• **Page extract**:

══════════════════════════════

NCAA Division II’s Winston-Salem State and Division I Wake Forest University don’t play each other during the college basketball season, but the two teams took the court together recently—on the same side.
Winston-Salem State Coach Philip Stitt and his Rams teamed up with Skip Prosser and the Wake Forest Demon Deacons Sept. 27 to work with 120 community youngsters in a Diversity Partnership Basketball Camp.
The camp, in its fourth year, is co-sponsored by First Baptist Church in Winston-Salem, N.C., a predominantly white downtown congregation, and the predominantly black United Metropolitan Missionary Baptist Church.
The cross-town, cross-cultural collaboration is the highest profile of a number of events that bring the two congregations together to foster racial harmony and provide a united Christian witness to the city, said Howell Smith, one of the event’s coordinators.
Pastors James Ballard of UMMBC and David Hughes of First Baptist began sharing each other’s pulpits and holding joint worship services in the mid-1990s, Smith said. That relationship prompted some pioneer members to switch congregations, which were traditionally segregated by race, and for the two congregations to build a Habitat for Humanity house together.
Deacons in the two churches helped form a joint diversity committee to create a ministry bringing the congregations closer together. The group chose for its motto: “Together—Seeking the Soul of the City.”

══════════════════════════════

• **Written request A**: Reproduce the stretch of the camp article from "The cross-town, cross-cultural" through "the event’s coordinators.".
• **Written request B**: In the camp article, what motto did the joint diversity committee choose?
The records play no part in this work.

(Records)
══════════════════════════════

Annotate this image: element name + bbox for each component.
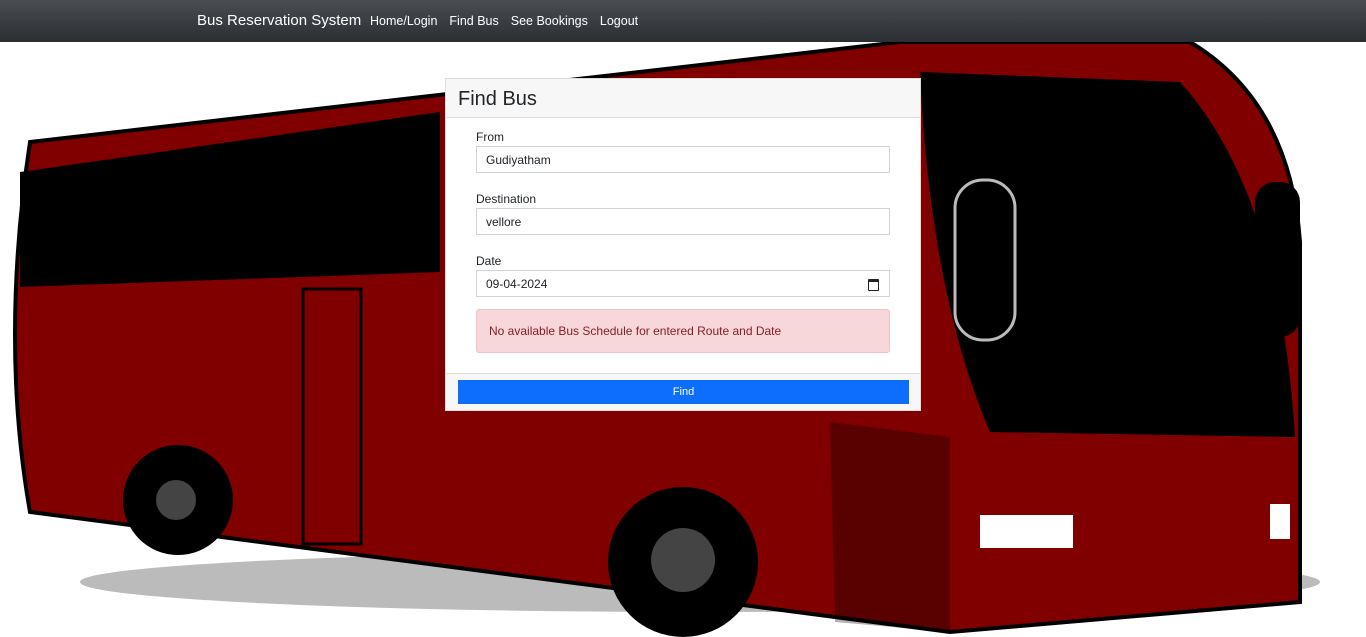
navbar: Bus Reservation System Home/Login Find B…: [0, 0, 1366, 42]
from-input[interactable]: Gudiyatham: [476, 146, 890, 173]
nav-find-bus[interactable]: Find Bus: [449, 14, 498, 28]
error-alert: No available Bus Schedule for entered Ro…: [476, 309, 890, 353]
card-title: Find Bus: [446, 79, 920, 118]
find-bus-card: Find Bus From Gudiyatham Destination vel…: [445, 78, 921, 411]
brand[interactable]: Bus Reservation System: [197, 12, 361, 29]
card-footer: Find: [446, 373, 920, 410]
nav-logout[interactable]: Logout: [600, 14, 638, 28]
date-value: 09-04-2024: [486, 277, 548, 291]
destination-label: Destination: [476, 192, 537, 206]
date-input[interactable]: 09-04-2024: [476, 270, 890, 297]
nav-see-bookings[interactable]: See Bookings: [511, 14, 588, 28]
from-label: From: [476, 130, 504, 144]
nav-links: Home/Login Find Bus See Bookings Logout: [370, 14, 638, 28]
destination-input[interactable]: vellore: [476, 208, 890, 235]
nav-home-login[interactable]: Home/Login: [370, 14, 437, 28]
calendar-icon[interactable]: [868, 279, 879, 291]
date-label: Date: [476, 254, 502, 268]
find-button[interactable]: Find: [458, 380, 909, 404]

══════════════════════════════

• **Exercise result A**:
The cross-town, cross-cultural collaboration is the highest profile of a number of events that bring the two congregations together to foster racial harmony and provide a united Christian witness to the city, said Howell Smith, one of the event’s coordinators.

• **Exercise result B**: “Together—Seeking the Soul of the City.”